Available data:
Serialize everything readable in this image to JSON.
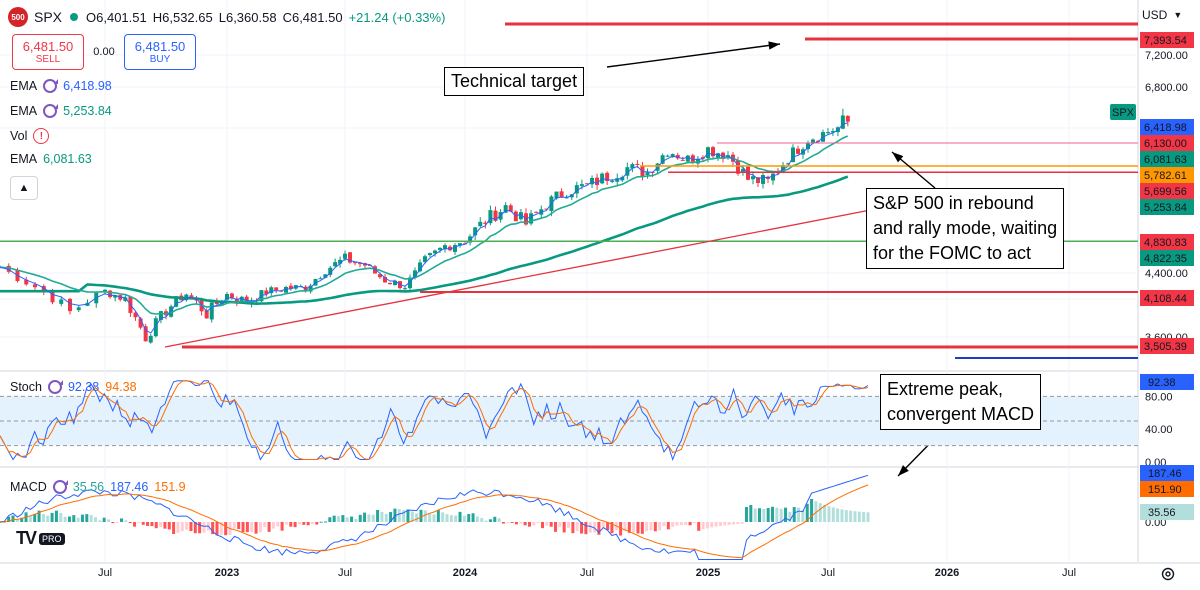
{
  "header": {
    "symbol_logo": "500",
    "symbol": "SPX",
    "open": "O6,401.51",
    "high": "H6,532.65",
    "low": "L6,360.58",
    "close": "C6,481.50",
    "change": "+21.24 (+0.33%)"
  },
  "trade": {
    "sell_price": "6,481.50",
    "sell_label": "SELL",
    "spread": "0.00",
    "buy_price": "6,481.50",
    "buy_label": "BUY"
  },
  "indicators": [
    {
      "name": "EMA",
      "value": "6,418.98",
      "color": "#2962ff"
    },
    {
      "name": "EMA",
      "value": "5,253.84",
      "color": "#089981"
    },
    {
      "name": "Vol",
      "value": "",
      "color": "#f23645"
    },
    {
      "name": "EMA",
      "value": "6,081.63",
      "color": "#089981"
    }
  ],
  "currency": "USD",
  "brand": {
    "mark": "TV",
    "pro": "PRO"
  },
  "colors": {
    "up": "#089981",
    "down": "#f23645",
    "ema_fast": "#2962ff",
    "ema_mid": "#22ab94",
    "ema_slow": "#089981"
  },
  "chart_data": [
    {
      "type": "candlestick",
      "pane": "price",
      "symbol": "SPX",
      "x_ticks": [
        "Jul",
        "2023",
        "Jul",
        "2024",
        "Jul",
        "2025",
        "Jul",
        "2026",
        "Jul"
      ],
      "y_ticks": [
        7200,
        6800,
        6400,
        4400,
        4000,
        3600
      ],
      "ylim": [
        3330,
        7650
      ],
      "close_series_approx": {
        "dates": [
          "2022-04",
          "2022-05",
          "2022-06",
          "2022-07",
          "2022-08",
          "2022-09",
          "2022-10",
          "2022-11",
          "2022-12",
          "2023-01",
          "2023-02",
          "2023-03",
          "2023-04",
          "2023-05",
          "2023-06",
          "2023-07",
          "2023-08",
          "2023-09",
          "2023-10",
          "2023-11",
          "2023-12",
          "2024-01",
          "2024-02",
          "2024-03",
          "2024-04",
          "2024-05",
          "2024-06",
          "2024-07",
          "2024-08",
          "2024-09",
          "2024-10",
          "2024-11",
          "2024-12",
          "2025-01",
          "2025-02",
          "2025-03",
          "2025-04",
          "2025-05",
          "2025-06",
          "2025-07",
          "2025-08"
        ],
        "values": [
          4480,
          4190,
          3860,
          4120,
          4000,
          3600,
          3880,
          4080,
          3840,
          4070,
          3970,
          4110,
          4170,
          4180,
          4450,
          4590,
          4510,
          4290,
          4200,
          4560,
          4770,
          4850,
          5080,
          5250,
          5040,
          5280,
          5460,
          5520,
          5650,
          5760,
          5700,
          6030,
          5880,
          6040,
          5950,
          5610,
          5570,
          5910,
          6200,
          6340,
          6470
        ]
      },
      "ema_values": {
        "ema_fast": 6418.98,
        "ema_slow": 5253.84,
        "ema_mid": 6081.63
      },
      "horizontal_levels": [
        7393.54,
        6130.0,
        5782.61,
        5699.56,
        4830.83,
        4108.44,
        3505.39
      ],
      "price_tags": [
        {
          "text": "USD",
          "kind": "currency"
        },
        {
          "text": "7,393.54",
          "color": "#f23645"
        },
        {
          "text": "SPX",
          "color": "#089981",
          "kind": "symbol"
        },
        {
          "text": "6,418.98",
          "color": "#2962ff"
        },
        {
          "text": "6,130.00",
          "color": "#f23645"
        },
        {
          "text": "6,081.63",
          "color": "#089981"
        },
        {
          "text": "5,782.61",
          "color": "#ff9800"
        },
        {
          "text": "5,699.56",
          "color": "#f23645"
        },
        {
          "text": "5,253.84",
          "color": "#089981"
        },
        {
          "text": "4,830.83",
          "color": "#f23645"
        },
        {
          "text": "4,822.35",
          "color": "#089981"
        },
        {
          "text": "4,108.44",
          "color": "#f23645"
        },
        {
          "text": "3,505.39",
          "color": "#f23645"
        }
      ],
      "annotations": [
        {
          "text": "Technical target"
        },
        {
          "text": "S&P 500 in rebound and rally mode, waiting for the FOMC to act",
          "lines": [
            "S&P 500 in rebound",
            "and rally mode, waiting",
            "for the FOMC to act"
          ]
        }
      ]
    },
    {
      "type": "line",
      "pane": "stochastic",
      "name": "Stoch",
      "k": 92.38,
      "d": 94.38,
      "y_ticks": [
        80.0,
        40.0,
        0.0
      ],
      "ylim": [
        0,
        100
      ],
      "band": [
        20,
        80
      ],
      "last_tag": "92.38",
      "annotation": {
        "text": "Extreme peak, convergent MACD",
        "lines": [
          "Extreme peak,",
          "convergent MACD"
        ]
      }
    },
    {
      "type": "bar",
      "pane": "macd",
      "name": "MACD",
      "histogram": 35.56,
      "macd": 187.46,
      "signal": 151.9,
      "y_ticks": [
        "187.46",
        "0.00"
      ],
      "tags": [
        {
          "text": "187.46",
          "color": "#2962ff"
        },
        {
          "text": "151.90",
          "color": "#ff6d00"
        },
        {
          "text": "35.56",
          "color": "#b2dfdb"
        }
      ]
    }
  ]
}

Challenge: Repeat all of the entries word for word, but omit the pictures.

Result for this exercise:
Serialize everything readable in this image to JSON.
{
  "header": {
    "symbol_logo": "500",
    "symbol": "SPX",
    "open": "O6,401.51",
    "high": "H6,532.65",
    "low": "L6,360.58",
    "close": "C6,481.50",
    "change": "+21.24 (+0.33%)"
  },
  "trade": {
    "sell_price": "6,481.50",
    "sell_label": "SELL",
    "spread": "0.00",
    "buy_price": "6,481.50",
    "buy_label": "BUY"
  },
  "indicators": [
    {
      "name": "EMA",
      "value": "6,418.98",
      "color": "#2962ff"
    },
    {
      "name": "EMA",
      "value": "5,253.84",
      "color": "#089981"
    },
    {
      "name": "Vol",
      "value": "",
      "color": "#f23645"
    },
    {
      "name": "EMA",
      "value": "6,081.63",
      "color": "#089981"
    }
  ],
  "currency": "USD",
  "brand": {
    "mark": "TV",
    "pro": "PRO"
  },
  "colors": {
    "up": "#089981",
    "down": "#f23645",
    "ema_fast": "#2962ff",
    "ema_mid": "#22ab94",
    "ema_slow": "#089981"
  },
  "chart_data": [
    {
      "type": "candlestick",
      "pane": "price",
      "symbol": "SPX",
      "x_ticks": [
        "Jul",
        "2023",
        "Jul",
        "2024",
        "Jul",
        "2025",
        "Jul",
        "2026",
        "Jul"
      ],
      "y_ticks": [
        7200,
        6800,
        6400,
        4400,
        4000,
        3600
      ],
      "ylim": [
        3330,
        7650
      ],
      "close_series_approx": {
        "dates": [
          "2022-04",
          "2022-05",
          "2022-06",
          "2022-07",
          "2022-08",
          "2022-09",
          "2022-10",
          "2022-11",
          "2022-12",
          "2023-01",
          "2023-02",
          "2023-03",
          "2023-04",
          "2023-05",
          "2023-06",
          "2023-07",
          "2023-08",
          "2023-09",
          "2023-10",
          "2023-11",
          "2023-12",
          "2024-01",
          "2024-02",
          "2024-03",
          "2024-04",
          "2024-05",
          "2024-06",
          "2024-07",
          "2024-08",
          "2024-09",
          "2024-10",
          "2024-11",
          "2024-12",
          "2025-01",
          "2025-02",
          "2025-03",
          "2025-04",
          "2025-05",
          "2025-06",
          "2025-07",
          "2025-08"
        ],
        "values": [
          4480,
          4190,
          3860,
          4120,
          4000,
          3600,
          3880,
          4080,
          3840,
          4070,
          3970,
          4110,
          4170,
          4180,
          4450,
          4590,
          4510,
          4290,
          4200,
          4560,
          4770,
          4850,
          5080,
          5250,
          5040,
          5280,
          5460,
          5520,
          5650,
          5760,
          5700,
          6030,
          5880,
          6040,
          5950,
          5610,
          5570,
          5910,
          6200,
          6340,
          6470
        ]
      },
      "ema_values": {
        "ema_fast": 6418.98,
        "ema_slow": 5253.84,
        "ema_mid": 6081.63
      },
      "horizontal_levels": [
        7393.54,
        6130.0,
        5782.61,
        5699.56,
        4830.83,
        4108.44,
        3505.39
      ],
      "price_tags": [
        {
          "text": "USD",
          "kind": "currency"
        },
        {
          "text": "7,393.54",
          "color": "#f23645"
        },
        {
          "text": "SPX",
          "color": "#089981",
          "kind": "symbol"
        },
        {
          "text": "6,418.98",
          "color": "#2962ff"
        },
        {
          "text": "6,130.00",
          "color": "#f23645"
        },
        {
          "text": "6,081.63",
          "color": "#089981"
        },
        {
          "text": "5,782.61",
          "color": "#ff9800"
        },
        {
          "text": "5,699.56",
          "color": "#f23645"
        },
        {
          "text": "5,253.84",
          "color": "#089981"
        },
        {
          "text": "4,830.83",
          "color": "#f23645"
        },
        {
          "text": "4,822.35",
          "color": "#089981"
        },
        {
          "text": "4,108.44",
          "color": "#f23645"
        },
        {
          "text": "3,505.39",
          "color": "#f23645"
        }
      ],
      "annotations": [
        {
          "text": "Technical target"
        },
        {
          "text": "S&P 500 in rebound and rally mode, waiting for the FOMC to act",
          "lines": [
            "S&P 500 in rebound",
            "and rally mode, waiting",
            "for the FOMC to act"
          ]
        }
      ]
    },
    {
      "type": "line",
      "pane": "stochastic",
      "name": "Stoch",
      "k": 92.38,
      "d": 94.38,
      "y_ticks": [
        80.0,
        40.0,
        0.0
      ],
      "ylim": [
        0,
        100
      ],
      "band": [
        20,
        80
      ],
      "last_tag": "92.38",
      "annotation": {
        "text": "Extreme peak, convergent MACD",
        "lines": [
          "Extreme peak,",
          "convergent MACD"
        ]
      }
    },
    {
      "type": "bar",
      "pane": "macd",
      "name": "MACD",
      "histogram": 35.56,
      "macd": 187.46,
      "signal": 151.9,
      "y_ticks": [
        "187.46",
        "0.00"
      ],
      "tags": [
        {
          "text": "187.46",
          "color": "#2962ff"
        },
        {
          "text": "151.90",
          "color": "#ff6d00"
        },
        {
          "text": "35.56",
          "color": "#b2dfdb"
        }
      ]
    }
  ]
}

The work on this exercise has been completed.